## start

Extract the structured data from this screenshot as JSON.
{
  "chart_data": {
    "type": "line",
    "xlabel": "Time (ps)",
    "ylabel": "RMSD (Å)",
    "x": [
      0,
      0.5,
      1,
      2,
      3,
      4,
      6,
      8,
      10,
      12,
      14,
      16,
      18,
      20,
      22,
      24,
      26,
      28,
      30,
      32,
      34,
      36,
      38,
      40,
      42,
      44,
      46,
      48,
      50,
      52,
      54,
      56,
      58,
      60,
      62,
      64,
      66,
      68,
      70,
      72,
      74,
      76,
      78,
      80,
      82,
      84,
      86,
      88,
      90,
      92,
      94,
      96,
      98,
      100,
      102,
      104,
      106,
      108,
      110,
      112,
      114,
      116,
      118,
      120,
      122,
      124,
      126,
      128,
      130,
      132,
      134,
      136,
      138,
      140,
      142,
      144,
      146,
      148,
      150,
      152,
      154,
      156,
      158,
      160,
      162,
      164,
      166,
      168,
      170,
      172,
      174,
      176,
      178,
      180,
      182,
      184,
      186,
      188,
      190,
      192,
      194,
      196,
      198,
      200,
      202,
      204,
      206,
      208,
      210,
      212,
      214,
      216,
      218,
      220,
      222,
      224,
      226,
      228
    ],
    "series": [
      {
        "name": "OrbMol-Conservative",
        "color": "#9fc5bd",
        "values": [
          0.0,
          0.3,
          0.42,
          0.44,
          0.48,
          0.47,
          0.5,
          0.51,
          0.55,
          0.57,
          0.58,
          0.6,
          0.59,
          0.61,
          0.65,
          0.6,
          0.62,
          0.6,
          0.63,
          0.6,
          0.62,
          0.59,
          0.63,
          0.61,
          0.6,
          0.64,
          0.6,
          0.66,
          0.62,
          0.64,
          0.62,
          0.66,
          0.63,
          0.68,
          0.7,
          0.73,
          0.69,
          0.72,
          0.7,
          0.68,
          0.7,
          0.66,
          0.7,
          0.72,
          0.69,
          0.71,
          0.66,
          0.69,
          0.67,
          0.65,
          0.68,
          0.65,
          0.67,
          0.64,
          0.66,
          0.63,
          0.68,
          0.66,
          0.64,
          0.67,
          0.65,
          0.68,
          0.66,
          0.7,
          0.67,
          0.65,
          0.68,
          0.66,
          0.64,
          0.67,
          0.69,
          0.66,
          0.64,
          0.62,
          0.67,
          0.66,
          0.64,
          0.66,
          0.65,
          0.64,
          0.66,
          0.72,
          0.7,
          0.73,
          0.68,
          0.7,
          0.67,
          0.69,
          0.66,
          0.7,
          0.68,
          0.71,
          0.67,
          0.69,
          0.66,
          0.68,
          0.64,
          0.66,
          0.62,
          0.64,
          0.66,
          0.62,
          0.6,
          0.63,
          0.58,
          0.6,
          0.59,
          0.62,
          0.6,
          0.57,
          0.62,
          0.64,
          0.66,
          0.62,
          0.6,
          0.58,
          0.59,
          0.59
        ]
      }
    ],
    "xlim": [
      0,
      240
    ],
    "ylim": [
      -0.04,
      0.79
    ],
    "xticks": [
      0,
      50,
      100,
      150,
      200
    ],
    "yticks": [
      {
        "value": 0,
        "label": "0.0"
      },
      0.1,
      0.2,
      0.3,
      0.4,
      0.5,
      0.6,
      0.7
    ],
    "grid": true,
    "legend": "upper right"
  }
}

## end

:: Set problem ::
Each entry above is to be quoted exactly.

:: Answer to this exercise ::
Extract the structured data from this screenshot as JSON.
{
  "chart_data": {
    "type": "line",
    "xlabel": "Time (ps)",
    "ylabel": "RMSD (Å)",
    "x": [
      0,
      0.5,
      1,
      2,
      3,
      4,
      6,
      8,
      10,
      12,
      14,
      16,
      18,
      20,
      22,
      24,
      26,
      28,
      30,
      32,
      34,
      36,
      38,
      40,
      42,
      44,
      46,
      48,
      50,
      52,
      54,
      56,
      58,
      60,
      62,
      64,
      66,
      68,
      70,
      72,
      74,
      76,
      78,
      80,
      82,
      84,
      86,
      88,
      90,
      92,
      94,
      96,
      98,
      100,
      102,
      104,
      106,
      108,
      110,
      112,
      114,
      116,
      118,
      120,
      122,
      124,
      126,
      128,
      130,
      132,
      134,
      136,
      138,
      140,
      142,
      144,
      146,
      148,
      150,
      152,
      154,
      156,
      158,
      160,
      162,
      164,
      166,
      168,
      170,
      172,
      174,
      176,
      178,
      180,
      182,
      184,
      186,
      188,
      190,
      192,
      194,
      196,
      198,
      200,
      202,
      204,
      206,
      208,
      210,
      212,
      214,
      216,
      218,
      220,
      222,
      224,
      226,
      228
    ],
    "series": [
      {
        "name": "OrbMol-Conservative",
        "color": "#9fc5bd",
        "values": [
          0.0,
          0.3,
          0.42,
          0.44,
          0.48,
          0.47,
          0.5,
          0.51,
          0.55,
          0.57,
          0.58,
          0.6,
          0.59,
          0.61,
          0.65,
          0.6,
          0.62,
          0.6,
          0.63,
          0.6,
          0.62,
          0.59,
          0.63,
          0.61,
          0.6,
          0.64,
          0.6,
          0.66,
          0.62,
          0.64,
          0.62,
          0.66,
          0.63,
          0.68,
          0.7,
          0.73,
          0.69,
          0.72,
          0.7,
          0.68,
          0.7,
          0.66,
          0.7,
          0.72,
          0.69,
          0.71,
          0.66,
          0.69,
          0.67,
          0.65,
          0.68,
          0.65,
          0.67,
          0.64,
          0.66,
          0.63,
          0.68,
          0.66,
          0.64,
          0.67,
          0.65,
          0.68,
          0.66,
          0.7,
          0.67,
          0.65,
          0.68,
          0.66,
          0.64,
          0.67,
          0.69,
          0.66,
          0.64,
          0.62,
          0.67,
          0.66,
          0.64,
          0.66,
          0.65,
          0.64,
          0.66,
          0.72,
          0.7,
          0.73,
          0.68,
          0.7,
          0.67,
          0.69,
          0.66,
          0.7,
          0.68,
          0.71,
          0.67,
          0.69,
          0.66,
          0.68,
          0.64,
          0.66,
          0.62,
          0.64,
          0.66,
          0.62,
          0.6,
          0.63,
          0.58,
          0.6,
          0.59,
          0.62,
          0.6,
          0.57,
          0.62,
          0.64,
          0.66,
          0.62,
          0.6,
          0.58,
          0.59,
          0.59
        ]
      }
    ],
    "xlim": [
      0,
      240
    ],
    "ylim": [
      -0.04,
      0.79
    ],
    "xticks": [
      0,
      50,
      100,
      150,
      200
    ],
    "yticks": [
      {
        "value": 0,
        "label": "0.0"
      },
      0.1,
      0.2,
      0.3,
      0.4,
      0.5,
      0.6,
      0.7
    ],
    "grid": true,
    "legend": "upper right"
  }
}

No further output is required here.